Figure dataset records:
☆ ☆ ☆ ☆ ☆

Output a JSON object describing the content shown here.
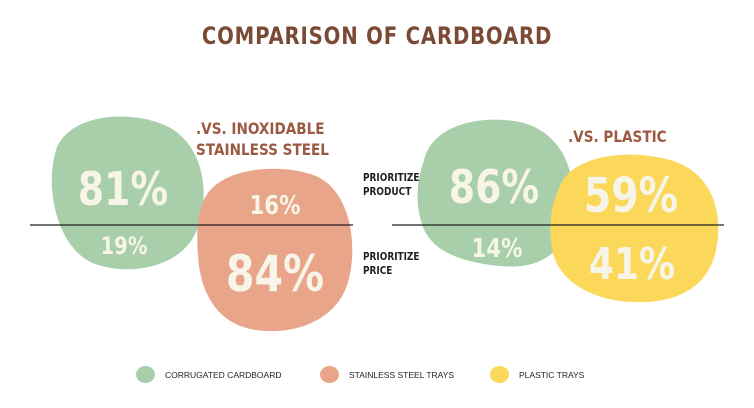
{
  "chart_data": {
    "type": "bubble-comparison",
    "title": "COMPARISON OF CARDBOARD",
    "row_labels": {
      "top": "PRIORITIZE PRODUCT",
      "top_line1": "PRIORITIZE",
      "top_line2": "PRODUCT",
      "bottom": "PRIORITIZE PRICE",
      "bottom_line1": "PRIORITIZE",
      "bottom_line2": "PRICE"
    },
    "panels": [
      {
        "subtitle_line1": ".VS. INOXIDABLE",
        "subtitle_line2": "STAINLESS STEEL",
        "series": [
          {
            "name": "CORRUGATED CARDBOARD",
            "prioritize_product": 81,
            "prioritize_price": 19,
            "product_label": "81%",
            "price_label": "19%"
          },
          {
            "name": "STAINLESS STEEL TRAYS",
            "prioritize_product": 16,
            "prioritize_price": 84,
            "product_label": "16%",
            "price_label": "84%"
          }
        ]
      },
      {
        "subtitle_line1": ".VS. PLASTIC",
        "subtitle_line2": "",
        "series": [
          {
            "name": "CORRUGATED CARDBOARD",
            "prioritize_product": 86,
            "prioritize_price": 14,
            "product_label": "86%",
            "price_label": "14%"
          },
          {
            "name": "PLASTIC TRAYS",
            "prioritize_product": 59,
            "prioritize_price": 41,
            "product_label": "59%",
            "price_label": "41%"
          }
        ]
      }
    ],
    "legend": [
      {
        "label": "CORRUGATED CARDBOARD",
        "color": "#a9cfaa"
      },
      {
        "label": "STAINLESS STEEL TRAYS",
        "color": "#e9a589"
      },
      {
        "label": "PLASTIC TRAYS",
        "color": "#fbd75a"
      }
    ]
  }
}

☆ ☆ ☆ ☆ ☆

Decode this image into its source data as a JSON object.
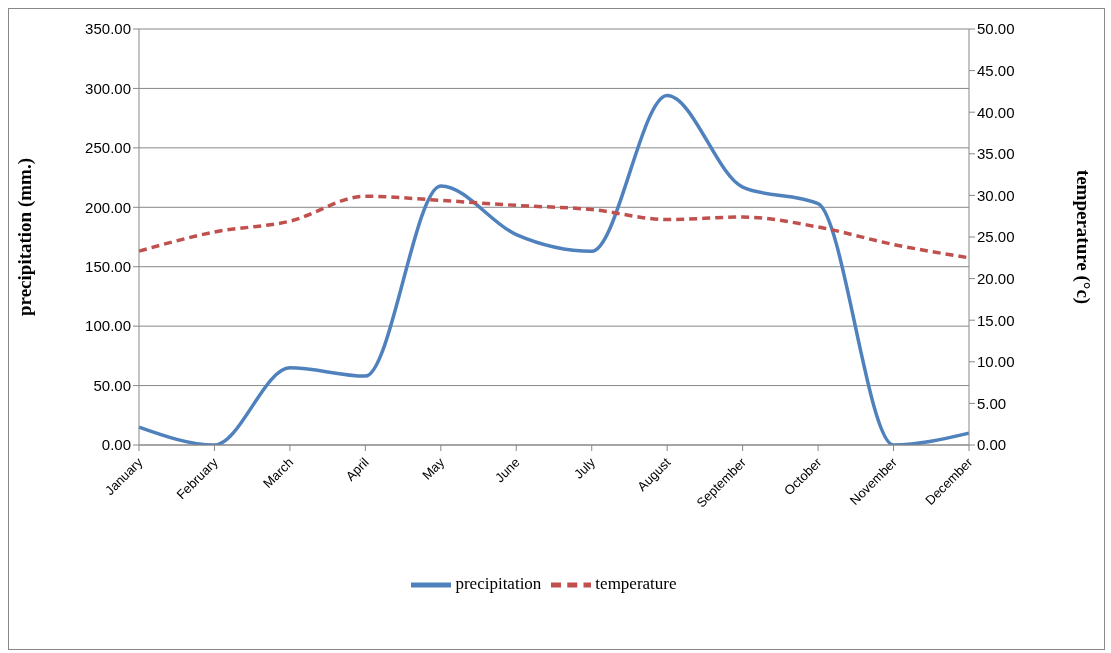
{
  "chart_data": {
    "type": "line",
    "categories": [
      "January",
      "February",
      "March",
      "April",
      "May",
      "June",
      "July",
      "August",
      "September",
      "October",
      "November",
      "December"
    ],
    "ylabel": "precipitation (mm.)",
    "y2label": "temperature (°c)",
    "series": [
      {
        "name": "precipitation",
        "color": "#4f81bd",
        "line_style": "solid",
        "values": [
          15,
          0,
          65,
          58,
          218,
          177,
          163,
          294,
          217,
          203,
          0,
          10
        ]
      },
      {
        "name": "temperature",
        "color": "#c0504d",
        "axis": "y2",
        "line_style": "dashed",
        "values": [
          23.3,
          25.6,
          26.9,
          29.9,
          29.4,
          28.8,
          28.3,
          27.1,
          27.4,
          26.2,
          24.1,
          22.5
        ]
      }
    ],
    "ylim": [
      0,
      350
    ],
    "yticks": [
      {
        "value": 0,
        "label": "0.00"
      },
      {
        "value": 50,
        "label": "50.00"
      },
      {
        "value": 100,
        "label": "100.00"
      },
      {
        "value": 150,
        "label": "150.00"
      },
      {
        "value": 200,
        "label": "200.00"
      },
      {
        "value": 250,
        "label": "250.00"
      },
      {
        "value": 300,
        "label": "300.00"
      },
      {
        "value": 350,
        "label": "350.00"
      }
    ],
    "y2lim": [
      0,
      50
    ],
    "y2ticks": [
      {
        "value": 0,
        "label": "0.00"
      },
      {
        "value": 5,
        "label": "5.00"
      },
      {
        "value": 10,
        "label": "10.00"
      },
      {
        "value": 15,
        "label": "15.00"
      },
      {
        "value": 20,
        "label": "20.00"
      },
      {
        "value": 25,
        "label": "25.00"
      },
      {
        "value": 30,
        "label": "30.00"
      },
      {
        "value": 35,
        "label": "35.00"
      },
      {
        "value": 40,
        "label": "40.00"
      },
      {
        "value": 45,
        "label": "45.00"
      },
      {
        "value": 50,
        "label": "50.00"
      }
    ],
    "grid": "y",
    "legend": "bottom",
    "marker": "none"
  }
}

☆ ☆ ☆ ☆ ☆

TASK STATEMENT —
Find the word "object" in the records and pull out each line that has it.

RESPONSE TO THIS TASK —
Output a JSON object describing the content shown here.
Decode this image into its source data as a JSON object.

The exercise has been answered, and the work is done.